== What the task requires ==
Copy out each line that has "treatment" in it.

* BEGIN Data in this exercise *

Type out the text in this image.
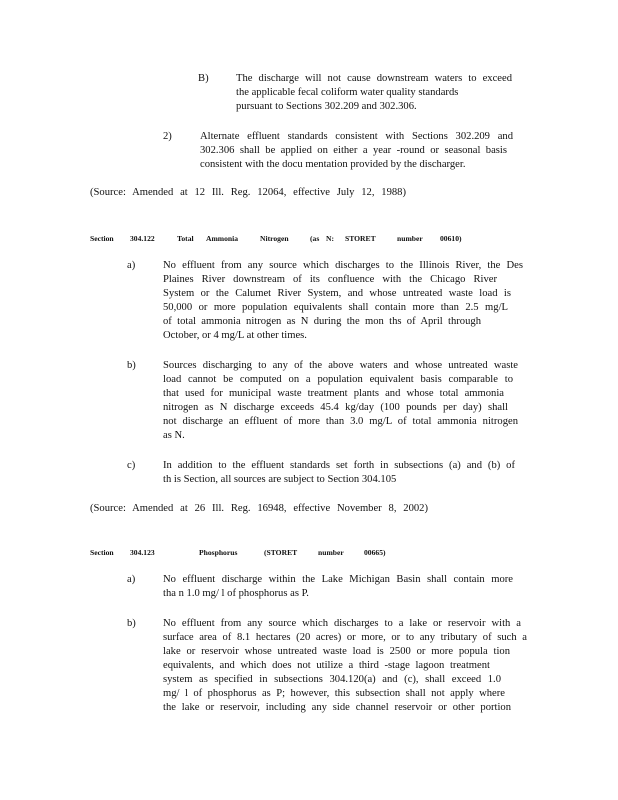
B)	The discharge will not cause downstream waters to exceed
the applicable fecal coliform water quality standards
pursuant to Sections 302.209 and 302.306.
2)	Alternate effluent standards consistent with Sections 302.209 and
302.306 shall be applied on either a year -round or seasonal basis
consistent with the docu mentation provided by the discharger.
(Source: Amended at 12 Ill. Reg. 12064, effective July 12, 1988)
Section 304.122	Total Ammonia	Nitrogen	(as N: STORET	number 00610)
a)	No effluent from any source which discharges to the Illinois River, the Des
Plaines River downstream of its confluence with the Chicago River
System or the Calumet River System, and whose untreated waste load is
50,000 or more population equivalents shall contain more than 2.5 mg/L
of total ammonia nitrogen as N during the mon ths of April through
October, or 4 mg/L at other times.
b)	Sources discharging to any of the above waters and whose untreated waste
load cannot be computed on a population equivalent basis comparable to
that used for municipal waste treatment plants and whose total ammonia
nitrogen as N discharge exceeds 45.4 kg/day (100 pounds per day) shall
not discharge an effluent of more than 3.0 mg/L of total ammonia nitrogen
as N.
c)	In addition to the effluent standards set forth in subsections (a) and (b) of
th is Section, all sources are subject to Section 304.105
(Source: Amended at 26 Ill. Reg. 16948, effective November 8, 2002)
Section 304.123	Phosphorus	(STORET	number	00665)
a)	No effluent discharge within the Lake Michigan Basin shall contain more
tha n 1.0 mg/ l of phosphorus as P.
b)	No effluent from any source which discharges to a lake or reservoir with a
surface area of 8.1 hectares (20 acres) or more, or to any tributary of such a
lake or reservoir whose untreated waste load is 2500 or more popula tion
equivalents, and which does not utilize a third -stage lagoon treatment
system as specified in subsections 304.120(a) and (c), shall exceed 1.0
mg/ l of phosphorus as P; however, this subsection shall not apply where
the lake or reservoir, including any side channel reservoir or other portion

* END Data in this exercise *

== Written answer ==
that used for municipal waste treatment plants and whose total ammonia
equivalents, and which does not utilize a third -stage lagoon treatment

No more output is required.